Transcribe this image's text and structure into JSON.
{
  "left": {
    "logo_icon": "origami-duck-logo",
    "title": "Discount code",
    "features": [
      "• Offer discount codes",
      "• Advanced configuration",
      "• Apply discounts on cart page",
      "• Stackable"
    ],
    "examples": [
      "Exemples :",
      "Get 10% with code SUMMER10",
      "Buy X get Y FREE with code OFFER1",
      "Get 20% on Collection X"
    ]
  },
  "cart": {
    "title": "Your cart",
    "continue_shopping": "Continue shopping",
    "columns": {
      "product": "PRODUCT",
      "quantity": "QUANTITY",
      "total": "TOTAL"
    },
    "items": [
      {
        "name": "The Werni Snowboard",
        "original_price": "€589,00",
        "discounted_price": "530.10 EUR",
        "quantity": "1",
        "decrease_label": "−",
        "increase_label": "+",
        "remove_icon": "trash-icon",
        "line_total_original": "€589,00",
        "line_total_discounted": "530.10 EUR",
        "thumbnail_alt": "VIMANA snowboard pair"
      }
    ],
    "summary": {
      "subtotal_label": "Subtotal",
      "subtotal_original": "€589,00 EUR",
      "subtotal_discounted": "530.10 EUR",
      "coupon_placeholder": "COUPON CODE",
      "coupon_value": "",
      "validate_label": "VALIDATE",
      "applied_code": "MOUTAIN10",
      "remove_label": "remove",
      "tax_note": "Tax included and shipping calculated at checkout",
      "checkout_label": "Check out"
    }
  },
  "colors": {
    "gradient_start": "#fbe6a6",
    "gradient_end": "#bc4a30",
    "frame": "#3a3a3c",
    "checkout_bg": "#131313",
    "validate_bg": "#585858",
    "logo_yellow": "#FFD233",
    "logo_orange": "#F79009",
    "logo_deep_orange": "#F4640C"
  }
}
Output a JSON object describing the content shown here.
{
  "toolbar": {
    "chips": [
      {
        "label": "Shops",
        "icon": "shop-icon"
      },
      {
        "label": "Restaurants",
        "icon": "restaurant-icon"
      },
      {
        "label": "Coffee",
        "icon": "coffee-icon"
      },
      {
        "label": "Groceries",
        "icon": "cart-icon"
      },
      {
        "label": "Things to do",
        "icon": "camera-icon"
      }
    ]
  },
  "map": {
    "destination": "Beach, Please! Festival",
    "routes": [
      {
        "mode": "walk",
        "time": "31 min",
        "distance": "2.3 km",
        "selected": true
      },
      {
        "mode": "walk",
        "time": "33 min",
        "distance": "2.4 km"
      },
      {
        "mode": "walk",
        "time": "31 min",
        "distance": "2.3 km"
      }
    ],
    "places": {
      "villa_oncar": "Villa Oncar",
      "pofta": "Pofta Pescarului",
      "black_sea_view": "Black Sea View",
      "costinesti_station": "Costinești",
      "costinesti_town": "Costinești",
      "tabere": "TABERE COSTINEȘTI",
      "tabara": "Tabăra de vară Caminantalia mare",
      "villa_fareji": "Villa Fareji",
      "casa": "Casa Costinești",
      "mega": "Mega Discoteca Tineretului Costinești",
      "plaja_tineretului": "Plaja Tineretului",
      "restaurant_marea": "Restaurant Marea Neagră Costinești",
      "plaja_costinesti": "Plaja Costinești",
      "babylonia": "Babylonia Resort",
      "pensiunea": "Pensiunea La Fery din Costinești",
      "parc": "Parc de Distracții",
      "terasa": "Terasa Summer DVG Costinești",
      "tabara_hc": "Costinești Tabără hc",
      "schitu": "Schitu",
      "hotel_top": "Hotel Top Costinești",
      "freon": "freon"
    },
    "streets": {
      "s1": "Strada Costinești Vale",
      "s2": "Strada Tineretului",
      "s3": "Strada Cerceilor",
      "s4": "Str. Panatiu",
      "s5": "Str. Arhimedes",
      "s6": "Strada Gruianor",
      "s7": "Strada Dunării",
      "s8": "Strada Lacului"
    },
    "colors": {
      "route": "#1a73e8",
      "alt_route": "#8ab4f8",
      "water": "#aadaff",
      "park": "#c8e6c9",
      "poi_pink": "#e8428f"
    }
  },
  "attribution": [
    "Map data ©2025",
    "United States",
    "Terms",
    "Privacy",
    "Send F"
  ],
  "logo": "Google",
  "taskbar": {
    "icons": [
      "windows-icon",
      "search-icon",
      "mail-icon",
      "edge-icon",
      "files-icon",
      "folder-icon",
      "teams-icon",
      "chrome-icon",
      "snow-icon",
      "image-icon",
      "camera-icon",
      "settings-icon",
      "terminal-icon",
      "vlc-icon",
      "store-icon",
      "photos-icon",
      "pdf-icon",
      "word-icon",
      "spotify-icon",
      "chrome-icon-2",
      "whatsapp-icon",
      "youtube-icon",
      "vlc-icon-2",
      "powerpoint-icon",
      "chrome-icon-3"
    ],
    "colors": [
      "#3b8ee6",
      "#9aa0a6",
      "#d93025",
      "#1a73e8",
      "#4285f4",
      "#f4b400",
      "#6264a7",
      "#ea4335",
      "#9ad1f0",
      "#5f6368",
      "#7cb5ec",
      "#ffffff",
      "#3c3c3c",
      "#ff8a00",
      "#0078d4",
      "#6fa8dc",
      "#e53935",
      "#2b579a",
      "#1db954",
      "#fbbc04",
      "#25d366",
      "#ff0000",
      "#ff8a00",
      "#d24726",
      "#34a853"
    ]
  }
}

..............................

Every entry should be printed again exactly as it stands.

Transcribe this image's text and structure into JSON.
{
  "left": {
    "logo_icon": "origami-duck-logo",
    "title": "Discount code",
    "features": [
      "• Offer discount codes",
      "• Advanced configuration",
      "• Apply discounts on cart page",
      "• Stackable"
    ],
    "examples": [
      "Exemples :",
      "Get 10% with code SUMMER10",
      "Buy X get Y FREE with code OFFER1",
      "Get 20% on Collection X"
    ]
  },
  "cart": {
    "title": "Your cart",
    "continue_shopping": "Continue shopping",
    "columns": {
      "product": "PRODUCT",
      "quantity": "QUANTITY",
      "total": "TOTAL"
    },
    "items": [
      {
        "name": "The Werni Snowboard",
        "original_price": "€589,00",
        "discounted_price": "530.10 EUR",
        "quantity": "1",
        "decrease_label": "−",
        "increase_label": "+",
        "remove_icon": "trash-icon",
        "line_total_original": "€589,00",
        "line_total_discounted": "530.10 EUR",
        "thumbnail_alt": "VIMANA snowboard pair"
      }
    ],
    "summary": {
      "subtotal_label": "Subtotal",
      "subtotal_original": "€589,00 EUR",
      "subtotal_discounted": "530.10 EUR",
      "coupon_placeholder": "COUPON CODE",
      "coupon_value": "",
      "validate_label": "VALIDATE",
      "applied_code": "MOUTAIN10",
      "remove_label": "remove",
      "tax_note": "Tax included and shipping calculated at checkout",
      "checkout_label": "Check out"
    }
  },
  "colors": {
    "gradient_start": "#fbe6a6",
    "gradient_end": "#bc4a30",
    "frame": "#3a3a3c",
    "checkout_bg": "#131313",
    "validate_bg": "#585858",
    "logo_yellow": "#FFD233",
    "logo_orange": "#F79009",
    "logo_deep_orange": "#F4640C"
  }
}
Output a JSON object describing the content shown here.
{
  "toolbar": {
    "chips": [
      {
        "label": "Shops",
        "icon": "shop-icon"
      },
      {
        "label": "Restaurants",
        "icon": "restaurant-icon"
      },
      {
        "label": "Coffee",
        "icon": "coffee-icon"
      },
      {
        "label": "Groceries",
        "icon": "cart-icon"
      },
      {
        "label": "Things to do",
        "icon": "camera-icon"
      }
    ]
  },
  "map": {
    "destination": "Beach, Please! Festival",
    "routes": [
      {
        "mode": "walk",
        "time": "31 min",
        "distance": "2.3 km",
        "selected": true
      },
      {
        "mode": "walk",
        "time": "33 min",
        "distance": "2.4 km"
      },
      {
        "mode": "walk",
        "time": "31 min",
        "distance": "2.3 km"
      }
    ],
    "places": {
      "villa_oncar": "Villa Oncar",
      "pofta": "Pofta Pescarului",
      "black_sea_view": "Black Sea View",
      "costinesti_station": "Costinești",
      "costinesti_town": "Costinești",
      "tabere": "TABERE COSTINEȘTI",
      "tabara": "Tabăra de vară Caminantalia mare",
      "villa_fareji": "Villa Fareji",
      "casa": "Casa Costinești",
      "mega": "Mega Discoteca Tineretului Costinești",
      "plaja_tineretului": "Plaja Tineretului",
      "restaurant_marea": "Restaurant Marea Neagră Costinești",
      "plaja_costinesti": "Plaja Costinești",
      "babylonia": "Babylonia Resort",
      "pensiunea": "Pensiunea La Fery din Costinești",
      "parc": "Parc de Distracții",
      "terasa": "Terasa Summer DVG Costinești",
      "tabara_hc": "Costinești Tabără hc",
      "schitu": "Schitu",
      "hotel_top": "Hotel Top Costinești",
      "freon": "freon"
    },
    "streets": {
      "s1": "Strada Costinești Vale",
      "s2": "Strada Tineretului",
      "s3": "Strada Cerceilor",
      "s4": "Str. Panatiu",
      "s5": "Str. Arhimedes",
      "s6": "Strada Gruianor",
      "s7": "Strada Dunării",
      "s8": "Strada Lacului"
    },
    "colors": {
      "route": "#1a73e8",
      "alt_route": "#8ab4f8",
      "water": "#aadaff",
      "park": "#c8e6c9",
      "poi_pink": "#e8428f"
    }
  },
  "attribution": [
    "Map data ©2025",
    "United States",
    "Terms",
    "Privacy",
    "Send F"
  ],
  "logo": "Google",
  "taskbar": {
    "icons": [
      "windows-icon",
      "search-icon",
      "mail-icon",
      "edge-icon",
      "files-icon",
      "folder-icon",
      "teams-icon",
      "chrome-icon",
      "snow-icon",
      "image-icon",
      "camera-icon",
      "settings-icon",
      "terminal-icon",
      "vlc-icon",
      "store-icon",
      "photos-icon",
      "pdf-icon",
      "word-icon",
      "spotify-icon",
      "chrome-icon-2",
      "whatsapp-icon",
      "youtube-icon",
      "vlc-icon-2",
      "powerpoint-icon",
      "chrome-icon-3"
    ],
    "colors": [
      "#3b8ee6",
      "#9aa0a6",
      "#d93025",
      "#1a73e8",
      "#4285f4",
      "#f4b400",
      "#6264a7",
      "#ea4335",
      "#9ad1f0",
      "#5f6368",
      "#7cb5ec",
      "#ffffff",
      "#3c3c3c",
      "#ff8a00",
      "#0078d4",
      "#6fa8dc",
      "#e53935",
      "#2b579a",
      "#1db954",
      "#fbbc04",
      "#25d366",
      "#ff0000",
      "#ff8a00",
      "#d24726",
      "#34a853"
    ]
  }
}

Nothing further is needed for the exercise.